EXERCISE INSTRUCTIONS:
Write each line out again exactly as written.

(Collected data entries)
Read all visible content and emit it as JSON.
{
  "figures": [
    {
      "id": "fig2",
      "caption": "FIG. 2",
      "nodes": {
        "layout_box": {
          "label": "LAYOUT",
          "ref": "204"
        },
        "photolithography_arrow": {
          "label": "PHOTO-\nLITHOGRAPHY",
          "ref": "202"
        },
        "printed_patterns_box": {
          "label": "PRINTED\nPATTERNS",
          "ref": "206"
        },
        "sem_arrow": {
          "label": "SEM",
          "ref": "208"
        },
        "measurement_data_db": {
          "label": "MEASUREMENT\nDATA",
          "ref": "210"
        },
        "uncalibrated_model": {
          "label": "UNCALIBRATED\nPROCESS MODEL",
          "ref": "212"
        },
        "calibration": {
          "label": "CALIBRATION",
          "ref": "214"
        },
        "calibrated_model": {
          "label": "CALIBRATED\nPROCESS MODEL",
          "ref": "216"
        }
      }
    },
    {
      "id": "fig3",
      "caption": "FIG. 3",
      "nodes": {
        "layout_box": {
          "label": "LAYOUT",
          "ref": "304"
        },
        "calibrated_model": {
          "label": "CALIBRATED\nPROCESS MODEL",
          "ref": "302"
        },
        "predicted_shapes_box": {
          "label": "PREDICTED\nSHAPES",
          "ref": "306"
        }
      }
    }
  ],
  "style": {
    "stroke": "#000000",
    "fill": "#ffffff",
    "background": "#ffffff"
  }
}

FINISHED EXERCISE:
Read all visible content and emit it as JSON.
{
  "figures": [
    {
      "id": "fig2",
      "caption": "FIG. 2",
      "nodes": {
        "layout_box": {
          "label": "LAYOUT",
          "ref": "204"
        },
        "photolithography_arrow": {
          "label": "PHOTO-\nLITHOGRAPHY",
          "ref": "202"
        },
        "printed_patterns_box": {
          "label": "PRINTED\nPATTERNS",
          "ref": "206"
        },
        "sem_arrow": {
          "label": "SEM",
          "ref": "208"
        },
        "measurement_data_db": {
          "label": "MEASUREMENT\nDATA",
          "ref": "210"
        },
        "uncalibrated_model": {
          "label": "UNCALIBRATED\nPROCESS MODEL",
          "ref": "212"
        },
        "calibration": {
          "label": "CALIBRATION",
          "ref": "214"
        },
        "calibrated_model": {
          "label": "CALIBRATED\nPROCESS MODEL",
          "ref": "216"
        }
      }
    },
    {
      "id": "fig3",
      "caption": "FIG. 3",
      "nodes": {
        "layout_box": {
          "label": "LAYOUT",
          "ref": "304"
        },
        "calibrated_model": {
          "label": "CALIBRATED\nPROCESS MODEL",
          "ref": "302"
        },
        "predicted_shapes_box": {
          "label": "PREDICTED\nSHAPES",
          "ref": "306"
        }
      }
    }
  ],
  "style": {
    "stroke": "#000000",
    "fill": "#ffffff",
    "background": "#ffffff"
  }
}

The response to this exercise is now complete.